→ **Stated exercise**: Show each line that has the string "this" in it.

(Collected data entries)

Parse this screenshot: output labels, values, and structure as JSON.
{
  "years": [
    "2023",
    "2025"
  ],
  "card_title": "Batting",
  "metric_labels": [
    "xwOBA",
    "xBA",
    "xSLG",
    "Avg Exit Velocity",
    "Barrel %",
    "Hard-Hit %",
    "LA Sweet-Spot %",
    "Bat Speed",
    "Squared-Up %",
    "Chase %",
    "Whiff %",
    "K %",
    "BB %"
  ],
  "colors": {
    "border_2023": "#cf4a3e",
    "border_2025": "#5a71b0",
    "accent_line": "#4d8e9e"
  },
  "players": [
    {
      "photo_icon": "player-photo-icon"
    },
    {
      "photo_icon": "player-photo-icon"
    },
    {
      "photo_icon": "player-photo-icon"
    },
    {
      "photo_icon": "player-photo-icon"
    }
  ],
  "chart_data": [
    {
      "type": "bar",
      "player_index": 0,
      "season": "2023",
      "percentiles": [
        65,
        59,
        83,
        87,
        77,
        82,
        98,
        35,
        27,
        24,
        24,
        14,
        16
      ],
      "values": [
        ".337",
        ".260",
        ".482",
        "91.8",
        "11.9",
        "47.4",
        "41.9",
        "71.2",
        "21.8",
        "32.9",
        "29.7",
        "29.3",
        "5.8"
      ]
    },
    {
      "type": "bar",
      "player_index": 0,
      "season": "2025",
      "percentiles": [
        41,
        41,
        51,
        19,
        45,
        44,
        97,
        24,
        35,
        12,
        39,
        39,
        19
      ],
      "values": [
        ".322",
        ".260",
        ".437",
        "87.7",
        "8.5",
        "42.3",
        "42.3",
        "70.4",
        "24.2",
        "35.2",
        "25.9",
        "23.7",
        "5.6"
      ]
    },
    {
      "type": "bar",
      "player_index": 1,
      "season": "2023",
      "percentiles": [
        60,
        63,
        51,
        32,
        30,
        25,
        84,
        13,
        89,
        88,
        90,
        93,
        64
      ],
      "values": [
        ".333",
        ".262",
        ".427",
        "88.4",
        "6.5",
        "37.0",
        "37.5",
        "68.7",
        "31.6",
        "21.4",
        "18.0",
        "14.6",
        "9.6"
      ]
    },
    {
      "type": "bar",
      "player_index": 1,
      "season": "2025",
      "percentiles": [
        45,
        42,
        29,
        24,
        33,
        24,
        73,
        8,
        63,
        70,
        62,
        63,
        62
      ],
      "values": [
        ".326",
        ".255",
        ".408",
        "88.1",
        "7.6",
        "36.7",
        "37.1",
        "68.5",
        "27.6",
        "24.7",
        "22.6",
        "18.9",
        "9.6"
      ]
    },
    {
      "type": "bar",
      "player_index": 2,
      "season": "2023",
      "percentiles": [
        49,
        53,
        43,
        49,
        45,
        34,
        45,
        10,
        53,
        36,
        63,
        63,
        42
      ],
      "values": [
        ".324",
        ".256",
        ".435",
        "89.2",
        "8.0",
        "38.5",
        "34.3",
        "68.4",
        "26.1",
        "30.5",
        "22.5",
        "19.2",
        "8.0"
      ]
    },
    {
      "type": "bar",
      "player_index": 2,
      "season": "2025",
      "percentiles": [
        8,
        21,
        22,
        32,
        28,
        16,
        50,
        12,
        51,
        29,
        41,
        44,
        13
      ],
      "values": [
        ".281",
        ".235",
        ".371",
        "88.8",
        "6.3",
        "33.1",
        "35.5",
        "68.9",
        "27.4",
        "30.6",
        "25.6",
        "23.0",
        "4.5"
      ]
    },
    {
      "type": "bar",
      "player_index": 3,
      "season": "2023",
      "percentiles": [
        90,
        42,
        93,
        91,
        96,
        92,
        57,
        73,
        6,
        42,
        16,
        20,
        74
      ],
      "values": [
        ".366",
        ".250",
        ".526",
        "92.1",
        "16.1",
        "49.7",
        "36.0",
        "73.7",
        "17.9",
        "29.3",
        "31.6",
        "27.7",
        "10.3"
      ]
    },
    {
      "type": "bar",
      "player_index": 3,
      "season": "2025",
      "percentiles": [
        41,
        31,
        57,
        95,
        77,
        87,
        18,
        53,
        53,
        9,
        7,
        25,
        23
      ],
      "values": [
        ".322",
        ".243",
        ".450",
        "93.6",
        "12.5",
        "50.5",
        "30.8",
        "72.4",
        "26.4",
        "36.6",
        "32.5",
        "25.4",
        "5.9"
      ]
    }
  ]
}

--

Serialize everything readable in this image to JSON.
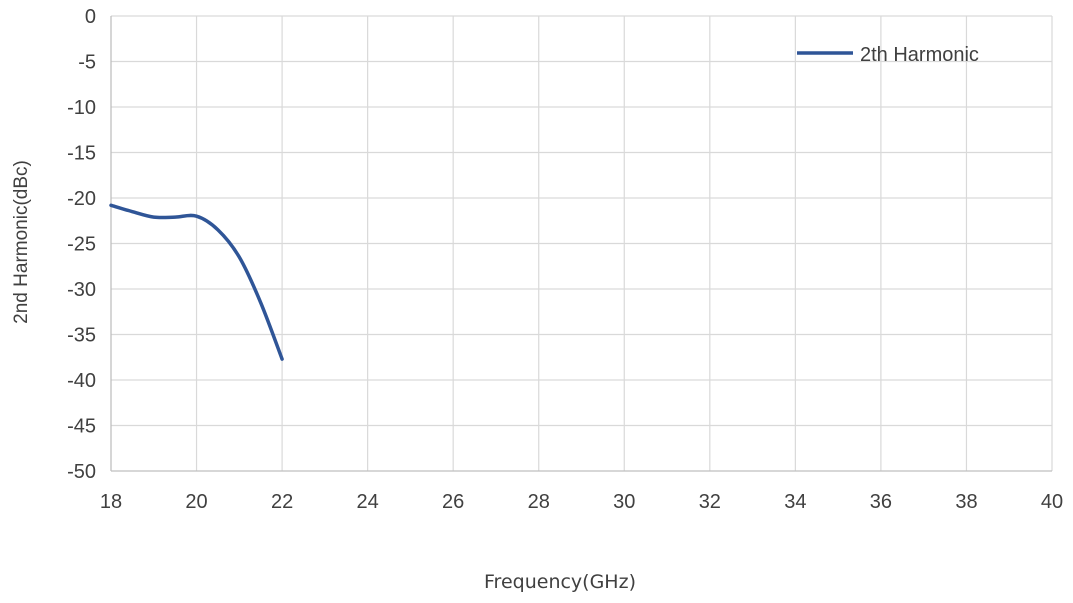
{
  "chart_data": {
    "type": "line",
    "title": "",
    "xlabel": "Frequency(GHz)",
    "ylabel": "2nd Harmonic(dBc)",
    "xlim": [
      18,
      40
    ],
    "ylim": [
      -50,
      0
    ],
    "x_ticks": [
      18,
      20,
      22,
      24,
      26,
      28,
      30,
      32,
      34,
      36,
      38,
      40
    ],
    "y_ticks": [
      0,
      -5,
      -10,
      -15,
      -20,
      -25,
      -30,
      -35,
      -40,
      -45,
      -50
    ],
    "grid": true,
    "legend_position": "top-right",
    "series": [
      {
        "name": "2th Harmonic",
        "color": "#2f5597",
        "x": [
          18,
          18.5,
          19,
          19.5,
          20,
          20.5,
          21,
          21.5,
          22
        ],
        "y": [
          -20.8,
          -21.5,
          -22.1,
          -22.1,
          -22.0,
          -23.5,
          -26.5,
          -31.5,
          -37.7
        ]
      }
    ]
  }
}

→ **Task response**:
Parse this screenshot: output labels, values, and structure as JSON.
Serialize everything readable in this image to JSON.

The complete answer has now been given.